_Task input_

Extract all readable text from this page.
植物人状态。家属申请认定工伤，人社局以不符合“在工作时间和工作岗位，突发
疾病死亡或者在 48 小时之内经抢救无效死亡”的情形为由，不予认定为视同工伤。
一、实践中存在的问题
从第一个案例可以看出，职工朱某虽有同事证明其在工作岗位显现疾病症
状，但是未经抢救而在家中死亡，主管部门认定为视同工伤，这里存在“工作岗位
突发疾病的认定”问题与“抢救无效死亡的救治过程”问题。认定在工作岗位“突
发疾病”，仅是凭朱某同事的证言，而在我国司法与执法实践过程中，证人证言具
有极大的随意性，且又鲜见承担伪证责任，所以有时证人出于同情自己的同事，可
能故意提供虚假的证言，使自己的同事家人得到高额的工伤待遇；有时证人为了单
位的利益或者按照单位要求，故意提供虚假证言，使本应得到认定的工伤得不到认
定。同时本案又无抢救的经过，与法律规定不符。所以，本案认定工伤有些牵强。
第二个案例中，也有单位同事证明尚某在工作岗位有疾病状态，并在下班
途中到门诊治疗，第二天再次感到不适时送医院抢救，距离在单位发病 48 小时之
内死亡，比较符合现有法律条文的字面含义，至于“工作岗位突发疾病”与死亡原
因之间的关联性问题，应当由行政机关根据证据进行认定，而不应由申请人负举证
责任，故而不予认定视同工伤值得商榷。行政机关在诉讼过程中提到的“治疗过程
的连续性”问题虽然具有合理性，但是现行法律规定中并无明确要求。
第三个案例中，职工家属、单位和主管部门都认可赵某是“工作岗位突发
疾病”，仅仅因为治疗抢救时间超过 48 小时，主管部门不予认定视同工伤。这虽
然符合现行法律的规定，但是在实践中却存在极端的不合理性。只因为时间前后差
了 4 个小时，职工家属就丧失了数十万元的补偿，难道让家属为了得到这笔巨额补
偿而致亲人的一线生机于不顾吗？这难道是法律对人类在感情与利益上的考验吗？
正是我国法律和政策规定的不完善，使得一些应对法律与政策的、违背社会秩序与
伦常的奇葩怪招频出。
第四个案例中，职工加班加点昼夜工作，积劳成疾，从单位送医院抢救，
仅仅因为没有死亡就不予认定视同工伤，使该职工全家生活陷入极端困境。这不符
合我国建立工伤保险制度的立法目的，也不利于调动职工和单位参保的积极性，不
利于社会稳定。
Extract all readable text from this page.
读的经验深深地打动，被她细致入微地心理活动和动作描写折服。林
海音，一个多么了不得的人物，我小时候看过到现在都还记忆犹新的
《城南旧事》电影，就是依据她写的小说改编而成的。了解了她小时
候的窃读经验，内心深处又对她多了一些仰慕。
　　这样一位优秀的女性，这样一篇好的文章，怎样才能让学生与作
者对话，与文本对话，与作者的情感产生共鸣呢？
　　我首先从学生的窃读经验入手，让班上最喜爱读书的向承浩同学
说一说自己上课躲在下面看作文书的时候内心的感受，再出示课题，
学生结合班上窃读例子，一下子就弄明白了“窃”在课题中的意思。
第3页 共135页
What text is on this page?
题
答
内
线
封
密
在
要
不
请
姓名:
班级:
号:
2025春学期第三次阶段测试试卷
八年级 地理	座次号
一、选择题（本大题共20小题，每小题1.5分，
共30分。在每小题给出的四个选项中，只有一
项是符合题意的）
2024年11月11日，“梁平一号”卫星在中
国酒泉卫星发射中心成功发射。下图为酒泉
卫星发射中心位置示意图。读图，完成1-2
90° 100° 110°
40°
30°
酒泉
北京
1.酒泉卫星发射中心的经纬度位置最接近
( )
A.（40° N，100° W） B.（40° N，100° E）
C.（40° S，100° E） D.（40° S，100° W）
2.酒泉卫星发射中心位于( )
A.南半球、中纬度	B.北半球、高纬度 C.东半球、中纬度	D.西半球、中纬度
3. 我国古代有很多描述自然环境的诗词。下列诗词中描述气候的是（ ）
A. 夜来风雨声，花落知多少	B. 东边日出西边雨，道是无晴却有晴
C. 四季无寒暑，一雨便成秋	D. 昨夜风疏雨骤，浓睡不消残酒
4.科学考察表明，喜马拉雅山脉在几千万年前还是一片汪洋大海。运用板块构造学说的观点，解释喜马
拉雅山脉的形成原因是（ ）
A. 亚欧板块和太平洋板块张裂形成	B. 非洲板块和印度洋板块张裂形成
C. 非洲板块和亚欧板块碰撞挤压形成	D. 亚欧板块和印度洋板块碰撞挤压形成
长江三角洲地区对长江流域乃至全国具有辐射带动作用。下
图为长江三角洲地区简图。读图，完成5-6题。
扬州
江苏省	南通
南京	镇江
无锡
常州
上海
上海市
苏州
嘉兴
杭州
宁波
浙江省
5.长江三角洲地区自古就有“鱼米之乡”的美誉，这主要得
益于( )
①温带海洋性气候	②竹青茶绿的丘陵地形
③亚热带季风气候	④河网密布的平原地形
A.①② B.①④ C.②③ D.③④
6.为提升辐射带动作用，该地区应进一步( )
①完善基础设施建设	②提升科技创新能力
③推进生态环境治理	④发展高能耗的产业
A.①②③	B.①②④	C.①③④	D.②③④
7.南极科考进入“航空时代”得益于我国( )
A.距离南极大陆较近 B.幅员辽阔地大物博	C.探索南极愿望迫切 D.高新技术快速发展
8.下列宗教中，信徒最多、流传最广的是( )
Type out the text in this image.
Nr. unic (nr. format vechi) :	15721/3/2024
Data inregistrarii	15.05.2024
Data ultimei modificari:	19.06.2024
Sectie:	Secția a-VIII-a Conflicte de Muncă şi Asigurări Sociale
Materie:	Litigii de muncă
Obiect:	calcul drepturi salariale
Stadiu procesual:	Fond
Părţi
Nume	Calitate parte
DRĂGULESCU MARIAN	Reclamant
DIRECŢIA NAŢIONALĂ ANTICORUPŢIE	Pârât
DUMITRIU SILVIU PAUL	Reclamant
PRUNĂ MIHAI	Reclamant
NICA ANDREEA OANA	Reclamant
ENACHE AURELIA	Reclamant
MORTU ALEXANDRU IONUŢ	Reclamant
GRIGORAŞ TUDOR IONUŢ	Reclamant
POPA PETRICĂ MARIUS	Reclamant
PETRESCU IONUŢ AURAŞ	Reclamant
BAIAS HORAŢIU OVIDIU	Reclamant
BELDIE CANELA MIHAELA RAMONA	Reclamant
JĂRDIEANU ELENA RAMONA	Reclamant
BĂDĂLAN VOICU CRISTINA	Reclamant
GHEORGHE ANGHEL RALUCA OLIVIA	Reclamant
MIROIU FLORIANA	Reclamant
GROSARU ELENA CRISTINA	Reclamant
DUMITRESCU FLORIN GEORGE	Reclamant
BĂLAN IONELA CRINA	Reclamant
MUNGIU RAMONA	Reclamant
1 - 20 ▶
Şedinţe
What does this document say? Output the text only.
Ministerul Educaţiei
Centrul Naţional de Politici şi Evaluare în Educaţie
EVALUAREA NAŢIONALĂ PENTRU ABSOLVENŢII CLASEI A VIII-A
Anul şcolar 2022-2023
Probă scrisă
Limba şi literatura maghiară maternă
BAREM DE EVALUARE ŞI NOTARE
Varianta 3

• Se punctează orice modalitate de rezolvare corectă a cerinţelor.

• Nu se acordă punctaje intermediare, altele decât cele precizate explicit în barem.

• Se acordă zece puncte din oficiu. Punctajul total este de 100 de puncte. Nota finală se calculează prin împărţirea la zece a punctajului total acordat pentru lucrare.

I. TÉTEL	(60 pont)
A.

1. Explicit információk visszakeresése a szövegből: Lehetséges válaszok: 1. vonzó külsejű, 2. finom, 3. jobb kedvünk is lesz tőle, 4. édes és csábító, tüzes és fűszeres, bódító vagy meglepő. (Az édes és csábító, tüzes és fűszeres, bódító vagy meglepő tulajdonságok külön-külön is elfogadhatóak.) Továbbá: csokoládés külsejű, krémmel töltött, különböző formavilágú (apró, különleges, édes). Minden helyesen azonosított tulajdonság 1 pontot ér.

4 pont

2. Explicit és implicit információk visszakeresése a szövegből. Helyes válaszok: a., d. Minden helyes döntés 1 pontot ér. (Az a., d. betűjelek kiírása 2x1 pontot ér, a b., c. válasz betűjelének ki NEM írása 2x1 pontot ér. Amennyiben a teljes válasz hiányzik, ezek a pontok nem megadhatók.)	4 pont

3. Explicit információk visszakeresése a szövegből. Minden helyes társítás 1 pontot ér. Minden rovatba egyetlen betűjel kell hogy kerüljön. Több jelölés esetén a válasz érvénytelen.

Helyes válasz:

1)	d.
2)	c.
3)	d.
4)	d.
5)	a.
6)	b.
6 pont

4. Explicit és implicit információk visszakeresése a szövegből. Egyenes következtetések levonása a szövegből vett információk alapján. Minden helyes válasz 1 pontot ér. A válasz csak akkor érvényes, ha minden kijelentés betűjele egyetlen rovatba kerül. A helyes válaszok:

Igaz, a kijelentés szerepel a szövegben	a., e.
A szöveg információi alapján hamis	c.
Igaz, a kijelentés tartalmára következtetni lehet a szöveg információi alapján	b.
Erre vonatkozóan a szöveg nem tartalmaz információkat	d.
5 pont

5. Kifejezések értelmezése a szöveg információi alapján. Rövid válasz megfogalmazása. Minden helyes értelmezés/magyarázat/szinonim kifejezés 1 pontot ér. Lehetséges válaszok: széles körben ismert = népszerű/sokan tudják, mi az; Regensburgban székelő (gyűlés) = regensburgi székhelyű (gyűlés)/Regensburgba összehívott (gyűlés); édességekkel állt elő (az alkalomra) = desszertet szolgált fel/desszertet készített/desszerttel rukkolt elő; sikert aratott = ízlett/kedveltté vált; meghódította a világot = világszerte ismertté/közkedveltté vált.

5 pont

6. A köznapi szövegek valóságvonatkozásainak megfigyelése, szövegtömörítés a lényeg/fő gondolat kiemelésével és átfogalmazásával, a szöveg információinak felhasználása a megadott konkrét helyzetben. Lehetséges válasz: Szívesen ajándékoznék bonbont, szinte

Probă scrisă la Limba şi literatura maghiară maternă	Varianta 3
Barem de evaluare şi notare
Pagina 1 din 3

_Aim of the exercise_
State how many lines of the records above contain the word "this", and give only that number.

_Solution_
5